»»

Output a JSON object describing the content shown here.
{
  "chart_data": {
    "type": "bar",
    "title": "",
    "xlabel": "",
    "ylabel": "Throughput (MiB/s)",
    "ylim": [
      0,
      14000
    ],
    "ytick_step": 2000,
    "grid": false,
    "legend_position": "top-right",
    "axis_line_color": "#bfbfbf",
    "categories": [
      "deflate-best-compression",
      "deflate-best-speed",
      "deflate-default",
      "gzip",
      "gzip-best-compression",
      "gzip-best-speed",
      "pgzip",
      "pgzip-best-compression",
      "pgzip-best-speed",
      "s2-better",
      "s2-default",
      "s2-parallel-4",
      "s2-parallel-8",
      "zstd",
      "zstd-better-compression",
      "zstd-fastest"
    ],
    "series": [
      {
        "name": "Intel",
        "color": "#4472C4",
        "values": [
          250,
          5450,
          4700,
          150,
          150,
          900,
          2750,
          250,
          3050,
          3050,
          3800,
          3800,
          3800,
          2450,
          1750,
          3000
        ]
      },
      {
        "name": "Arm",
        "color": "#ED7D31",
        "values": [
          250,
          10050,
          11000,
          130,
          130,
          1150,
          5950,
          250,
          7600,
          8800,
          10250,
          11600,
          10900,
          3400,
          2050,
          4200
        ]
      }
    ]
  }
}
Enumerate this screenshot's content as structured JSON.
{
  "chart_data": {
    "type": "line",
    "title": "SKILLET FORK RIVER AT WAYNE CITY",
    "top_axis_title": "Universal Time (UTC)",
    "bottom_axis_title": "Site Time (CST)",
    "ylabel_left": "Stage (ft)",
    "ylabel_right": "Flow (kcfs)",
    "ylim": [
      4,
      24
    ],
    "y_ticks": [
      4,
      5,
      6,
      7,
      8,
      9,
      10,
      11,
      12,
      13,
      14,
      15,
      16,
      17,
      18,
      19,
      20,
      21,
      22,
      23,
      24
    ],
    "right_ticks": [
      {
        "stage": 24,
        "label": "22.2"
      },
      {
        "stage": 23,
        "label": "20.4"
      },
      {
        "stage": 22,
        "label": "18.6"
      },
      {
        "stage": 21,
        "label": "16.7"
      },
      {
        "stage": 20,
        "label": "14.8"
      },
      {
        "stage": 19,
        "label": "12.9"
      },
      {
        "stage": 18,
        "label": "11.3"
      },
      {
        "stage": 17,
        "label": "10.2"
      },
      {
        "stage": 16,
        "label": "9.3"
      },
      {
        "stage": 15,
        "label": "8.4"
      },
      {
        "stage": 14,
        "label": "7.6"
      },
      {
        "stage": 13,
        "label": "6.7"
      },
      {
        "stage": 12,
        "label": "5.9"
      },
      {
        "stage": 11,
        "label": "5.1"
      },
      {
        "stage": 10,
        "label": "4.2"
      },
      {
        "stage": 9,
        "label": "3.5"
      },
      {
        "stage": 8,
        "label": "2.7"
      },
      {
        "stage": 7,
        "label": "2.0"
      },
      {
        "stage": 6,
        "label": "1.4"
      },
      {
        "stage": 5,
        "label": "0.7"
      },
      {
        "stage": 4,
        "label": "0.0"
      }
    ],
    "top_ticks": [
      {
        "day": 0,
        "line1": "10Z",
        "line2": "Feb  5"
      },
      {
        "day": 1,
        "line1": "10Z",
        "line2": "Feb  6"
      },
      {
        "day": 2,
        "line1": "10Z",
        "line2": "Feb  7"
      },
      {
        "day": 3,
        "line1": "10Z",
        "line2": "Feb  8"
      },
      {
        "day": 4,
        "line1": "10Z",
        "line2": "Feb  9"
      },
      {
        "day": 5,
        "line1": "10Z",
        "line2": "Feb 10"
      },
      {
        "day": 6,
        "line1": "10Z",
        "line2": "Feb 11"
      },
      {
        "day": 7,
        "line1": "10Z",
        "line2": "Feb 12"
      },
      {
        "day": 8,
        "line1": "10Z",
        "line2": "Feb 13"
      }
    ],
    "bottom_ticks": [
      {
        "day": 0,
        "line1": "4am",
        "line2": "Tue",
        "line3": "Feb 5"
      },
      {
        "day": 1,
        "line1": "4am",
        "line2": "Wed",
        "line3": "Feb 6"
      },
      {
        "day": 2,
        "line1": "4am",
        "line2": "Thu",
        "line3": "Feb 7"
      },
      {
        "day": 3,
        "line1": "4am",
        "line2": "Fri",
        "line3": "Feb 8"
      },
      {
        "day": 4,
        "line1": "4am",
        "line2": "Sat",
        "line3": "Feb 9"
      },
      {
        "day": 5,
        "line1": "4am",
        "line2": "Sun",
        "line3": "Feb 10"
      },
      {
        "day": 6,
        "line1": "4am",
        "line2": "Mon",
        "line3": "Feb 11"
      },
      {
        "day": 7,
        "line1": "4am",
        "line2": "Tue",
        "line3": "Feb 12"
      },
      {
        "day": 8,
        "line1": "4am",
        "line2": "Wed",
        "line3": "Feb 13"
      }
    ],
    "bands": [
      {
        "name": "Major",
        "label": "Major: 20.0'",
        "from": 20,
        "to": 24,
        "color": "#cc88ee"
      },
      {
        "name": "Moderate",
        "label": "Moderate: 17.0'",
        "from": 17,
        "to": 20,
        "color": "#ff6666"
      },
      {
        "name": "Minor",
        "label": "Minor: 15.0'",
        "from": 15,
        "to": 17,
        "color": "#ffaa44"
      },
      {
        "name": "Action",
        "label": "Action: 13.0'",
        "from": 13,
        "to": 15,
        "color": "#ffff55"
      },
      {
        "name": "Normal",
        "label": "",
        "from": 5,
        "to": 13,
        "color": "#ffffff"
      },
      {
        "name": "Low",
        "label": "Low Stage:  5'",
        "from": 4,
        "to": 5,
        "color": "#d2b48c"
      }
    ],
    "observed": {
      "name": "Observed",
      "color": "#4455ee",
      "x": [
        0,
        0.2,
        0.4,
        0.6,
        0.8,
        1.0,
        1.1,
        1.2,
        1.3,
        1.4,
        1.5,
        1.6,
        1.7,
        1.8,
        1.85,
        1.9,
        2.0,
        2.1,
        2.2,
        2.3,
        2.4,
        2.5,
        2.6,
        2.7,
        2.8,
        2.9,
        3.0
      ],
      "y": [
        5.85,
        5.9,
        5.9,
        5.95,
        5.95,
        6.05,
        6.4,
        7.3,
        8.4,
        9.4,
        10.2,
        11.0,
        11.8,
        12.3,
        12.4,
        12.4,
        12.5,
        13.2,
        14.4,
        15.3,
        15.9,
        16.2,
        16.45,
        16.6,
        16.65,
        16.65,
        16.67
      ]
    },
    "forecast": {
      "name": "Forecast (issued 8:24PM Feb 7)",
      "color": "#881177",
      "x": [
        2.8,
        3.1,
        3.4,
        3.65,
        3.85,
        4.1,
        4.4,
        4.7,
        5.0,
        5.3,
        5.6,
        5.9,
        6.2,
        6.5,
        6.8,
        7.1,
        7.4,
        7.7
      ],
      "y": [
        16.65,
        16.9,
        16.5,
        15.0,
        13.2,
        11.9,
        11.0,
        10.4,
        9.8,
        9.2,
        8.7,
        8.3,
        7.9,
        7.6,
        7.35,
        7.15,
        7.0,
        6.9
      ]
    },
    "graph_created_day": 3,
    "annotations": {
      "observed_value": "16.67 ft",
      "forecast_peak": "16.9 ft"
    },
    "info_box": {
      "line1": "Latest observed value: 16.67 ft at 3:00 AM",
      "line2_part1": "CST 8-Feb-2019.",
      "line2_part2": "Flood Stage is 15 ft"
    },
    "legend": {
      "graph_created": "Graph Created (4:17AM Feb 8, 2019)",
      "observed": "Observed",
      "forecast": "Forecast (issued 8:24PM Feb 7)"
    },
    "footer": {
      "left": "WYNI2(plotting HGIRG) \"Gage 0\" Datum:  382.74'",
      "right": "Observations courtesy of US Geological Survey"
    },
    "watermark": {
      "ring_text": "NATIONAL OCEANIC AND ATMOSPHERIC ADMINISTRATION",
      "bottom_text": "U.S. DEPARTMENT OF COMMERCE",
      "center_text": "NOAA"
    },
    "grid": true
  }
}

««

→ What you should do:
Pull out every line in the material above where "name" occurs.

→ Answer to this task:
        "name": "Intel",
        "name": "Arm",
        "name": "Major",
        "name": "Moderate",
        "name": "Minor",
        "name": "Action",
        "name": "Normal",
        "name": "Low",
      "name": "Observed",
      "name": "Forecast (issued 8:24PM Feb 7)",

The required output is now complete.